--- BEGIN Data to use ---

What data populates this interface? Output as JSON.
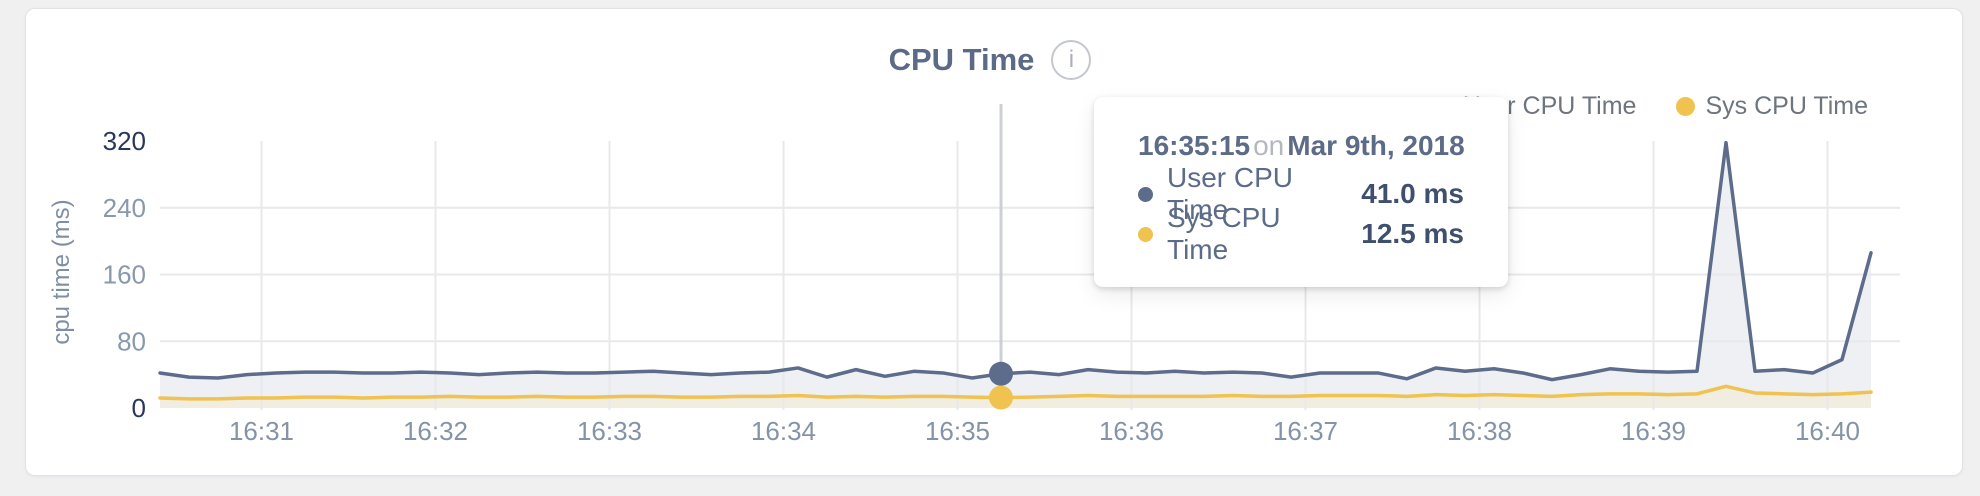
{
  "title": {
    "text": "CPU Time",
    "info_icon": "i"
  },
  "legend": {
    "items": [
      {
        "label": "User CPU Time",
        "color": "#5d6c8a"
      },
      {
        "label": "Sys CPU Time",
        "color": "#f0c24f"
      }
    ]
  },
  "tooltip": {
    "time": "16:35:15",
    "connector": "on",
    "date": "Mar 9th, 2018",
    "rows": [
      {
        "label": "User CPU Time",
        "value": "41.0 ms",
        "color": "#5d6c8a"
      },
      {
        "label": "Sys CPU Time",
        "value": "12.5 ms",
        "color": "#f0c24f"
      }
    ]
  },
  "colors": {
    "user_line": "#5d6c8a",
    "user_fill": "#eef0f4",
    "sys_line": "#f0c24f",
    "sys_fill": "#f1ede1",
    "gridline": "#e8e9eb",
    "crosshair": "#ccd0d6",
    "title_text": "#5b6a87",
    "axis_text": "#8593a8",
    "axis_text_strong": "#28375a",
    "card_background": "#ffffff",
    "page_background": "#f0f0f1"
  },
  "chart_data": {
    "type": "area",
    "title": "CPU Time",
    "xlabel": "",
    "ylabel": "cpu time (ms)",
    "ylim": [
      0,
      320
    ],
    "y_ticks": [
      0,
      80,
      160,
      240,
      320
    ],
    "x_ticks": [
      "16:31",
      "16:32",
      "16:33",
      "16:34",
      "16:35",
      "16:36",
      "16:37",
      "16:38",
      "16:39",
      "16:40"
    ],
    "grid": true,
    "legend_position": "top-right",
    "date": "Mar 9th, 2018",
    "x": [
      "16:30:25",
      "16:30:35",
      "16:30:45",
      "16:30:55",
      "16:31:05",
      "16:31:15",
      "16:31:25",
      "16:31:35",
      "16:31:45",
      "16:31:55",
      "16:32:05",
      "16:32:15",
      "16:32:25",
      "16:32:35",
      "16:32:45",
      "16:32:55",
      "16:33:05",
      "16:33:15",
      "16:33:25",
      "16:33:35",
      "16:33:45",
      "16:33:55",
      "16:34:05",
      "16:34:15",
      "16:34:25",
      "16:34:35",
      "16:34:45",
      "16:34:55",
      "16:35:05",
      "16:35:15",
      "16:35:25",
      "16:35:35",
      "16:35:45",
      "16:35:55",
      "16:36:05",
      "16:36:15",
      "16:36:25",
      "16:36:35",
      "16:36:45",
      "16:36:55",
      "16:37:05",
      "16:37:15",
      "16:37:25",
      "16:37:35",
      "16:37:45",
      "16:37:55",
      "16:38:05",
      "16:38:15",
      "16:38:25",
      "16:38:35",
      "16:38:45",
      "16:38:55",
      "16:39:05",
      "16:39:15",
      "16:39:25",
      "16:39:35",
      "16:39:45",
      "16:39:55",
      "16:40:05",
      "16:40:15"
    ],
    "series": [
      {
        "name": "User CPU Time",
        "color": "#5d6c8a",
        "fill": "#eef0f4",
        "unit": "ms",
        "values": [
          42,
          37,
          36,
          40,
          42,
          43,
          43,
          42,
          42,
          43,
          42,
          40,
          42,
          43,
          42,
          42,
          43,
          44,
          42,
          40,
          42,
          43,
          48,
          37,
          46,
          38,
          44,
          42,
          36,
          41,
          43,
          40,
          46,
          43,
          42,
          44,
          42,
          43,
          42,
          37,
          42,
          42,
          42,
          35,
          48,
          44,
          47,
          42,
          34,
          40,
          47,
          44,
          43,
          44,
          318,
          44,
          46,
          42,
          58,
          186
        ]
      },
      {
        "name": "Sys CPU Time",
        "color": "#f0c24f",
        "fill": "#f1ede1",
        "unit": "ms",
        "values": [
          12,
          11,
          11,
          12,
          12,
          13,
          13,
          12,
          13,
          13,
          14,
          13,
          13,
          14,
          13,
          13,
          14,
          14,
          13,
          13,
          14,
          14,
          15,
          13,
          14,
          13,
          14,
          14,
          13,
          12.5,
          13,
          14,
          15,
          14,
          14,
          14,
          14,
          15,
          14,
          14,
          15,
          15,
          15,
          14,
          16,
          15,
          16,
          15,
          14,
          16,
          17,
          17,
          16,
          17,
          26,
          18,
          17,
          16,
          17,
          19
        ]
      }
    ],
    "hover": {
      "time": "16:35:15",
      "user_ms": 41.0,
      "sys_ms": 12.5
    }
  }
}
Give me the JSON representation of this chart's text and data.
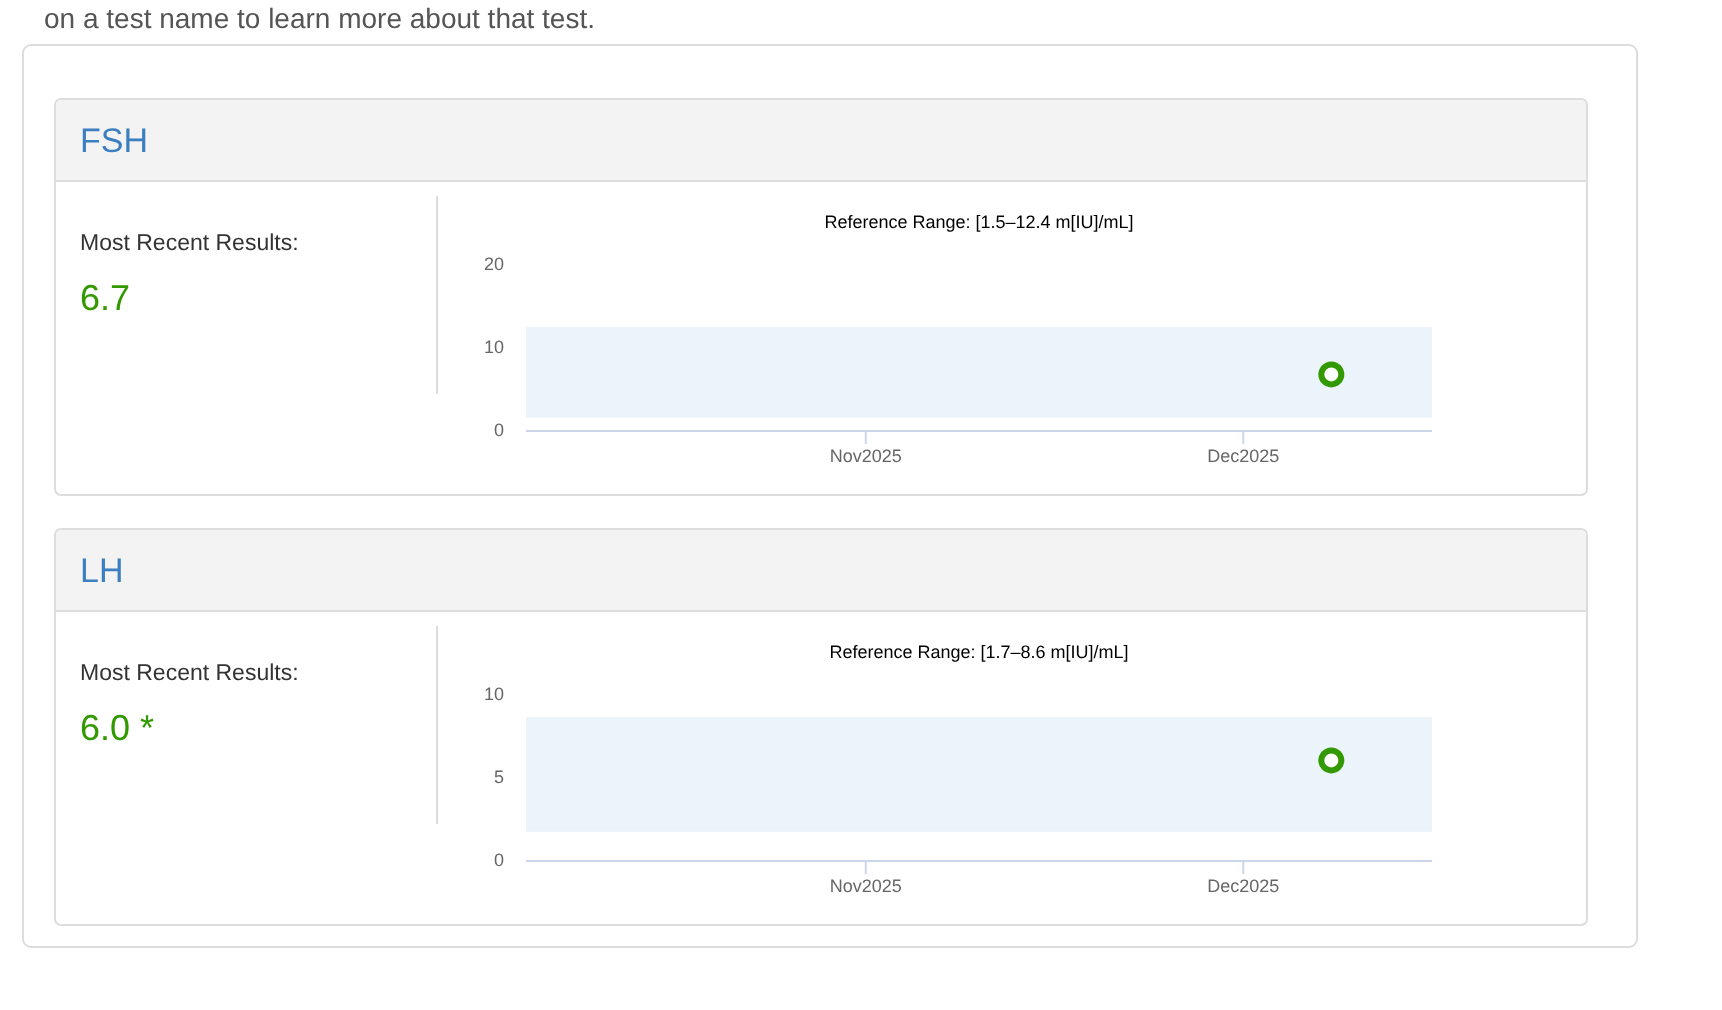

--- END Data to use ---

• **Aim of the exercise**: Without including the pictures, return each record above exactly as it stands.

• **Task solution**:
What data populates this interface? Output as JSON.
{
  "title": {
    "text": "CPU Time",
    "info_icon": "i"
  },
  "legend": {
    "items": [
      {
        "label": "User CPU Time",
        "color": "#5d6c8a"
      },
      {
        "label": "Sys CPU Time",
        "color": "#f0c24f"
      }
    ]
  },
  "tooltip": {
    "time": "16:35:15",
    "connector": "on",
    "date": "Mar 9th, 2018",
    "rows": [
      {
        "label": "User CPU Time",
        "value": "41.0 ms",
        "color": "#5d6c8a"
      },
      {
        "label": "Sys CPU Time",
        "value": "12.5 ms",
        "color": "#f0c24f"
      }
    ]
  },
  "colors": {
    "user_line": "#5d6c8a",
    "user_fill": "#eef0f4",
    "sys_line": "#f0c24f",
    "sys_fill": "#f1ede1",
    "gridline": "#e8e9eb",
    "crosshair": "#ccd0d6",
    "title_text": "#5b6a87",
    "axis_text": "#8593a8",
    "axis_text_strong": "#28375a",
    "card_background": "#ffffff",
    "page_background": "#f0f0f1"
  },
  "chart_data": {
    "type": "area",
    "title": "CPU Time",
    "xlabel": "",
    "ylabel": "cpu time (ms)",
    "ylim": [
      0,
      320
    ],
    "y_ticks": [
      0,
      80,
      160,
      240,
      320
    ],
    "x_ticks": [
      "16:31",
      "16:32",
      "16:33",
      "16:34",
      "16:35",
      "16:36",
      "16:37",
      "16:38",
      "16:39",
      "16:40"
    ],
    "grid": true,
    "legend_position": "top-right",
    "date": "Mar 9th, 2018",
    "x": [
      "16:30:25",
      "16:30:35",
      "16:30:45",
      "16:30:55",
      "16:31:05",
      "16:31:15",
      "16:31:25",
      "16:31:35",
      "16:31:45",
      "16:31:55",
      "16:32:05",
      "16:32:15",
      "16:32:25",
      "16:32:35",
      "16:32:45",
      "16:32:55",
      "16:33:05",
      "16:33:15",
      "16:33:25",
      "16:33:35",
      "16:33:45",
      "16:33:55",
      "16:34:05",
      "16:34:15",
      "16:34:25",
      "16:34:35",
      "16:34:45",
      "16:34:55",
      "16:35:05",
      "16:35:15",
      "16:35:25",
      "16:35:35",
      "16:35:45",
      "16:35:55",
      "16:36:05",
      "16:36:15",
      "16:36:25",
      "16:36:35",
      "16:36:45",
      "16:36:55",
      "16:37:05",
      "16:37:15",
      "16:37:25",
      "16:37:35",
      "16:37:45",
      "16:37:55",
      "16:38:05",
      "16:38:15",
      "16:38:25",
      "16:38:35",
      "16:38:45",
      "16:38:55",
      "16:39:05",
      "16:39:15",
      "16:39:25",
      "16:39:35",
      "16:39:45",
      "16:39:55",
      "16:40:05",
      "16:40:15"
    ],
    "series": [
      {
        "name": "User CPU Time",
        "color": "#5d6c8a",
        "fill": "#eef0f4",
        "unit": "ms",
        "values": [
          42,
          37,
          36,
          40,
          42,
          43,
          43,
          42,
          42,
          43,
          42,
          40,
          42,
          43,
          42,
          42,
          43,
          44,
          42,
          40,
          42,
          43,
          48,
          37,
          46,
          38,
          44,
          42,
          36,
          41,
          43,
          40,
          46,
          43,
          42,
          44,
          42,
          43,
          42,
          37,
          42,
          42,
          42,
          35,
          48,
          44,
          47,
          42,
          34,
          40,
          47,
          44,
          43,
          44,
          318,
          44,
          46,
          42,
          58,
          186
        ]
      },
      {
        "name": "Sys CPU Time",
        "color": "#f0c24f",
        "fill": "#f1ede1",
        "unit": "ms",
        "values": [
          12,
          11,
          11,
          12,
          12,
          13,
          13,
          12,
          13,
          13,
          14,
          13,
          13,
          14,
          13,
          13,
          14,
          14,
          13,
          13,
          14,
          14,
          15,
          13,
          14,
          13,
          14,
          14,
          13,
          12.5,
          13,
          14,
          15,
          14,
          14,
          14,
          14,
          15,
          14,
          14,
          15,
          15,
          15,
          14,
          16,
          15,
          16,
          15,
          14,
          16,
          17,
          17,
          16,
          17,
          26,
          18,
          17,
          16,
          17,
          19
        ]
      }
    ],
    "hover": {
      "time": "16:35:15",
      "user_ms": 41.0,
      "sys_ms": 12.5
    }
  }
}
Give me the JSON representation of this chart's text and data.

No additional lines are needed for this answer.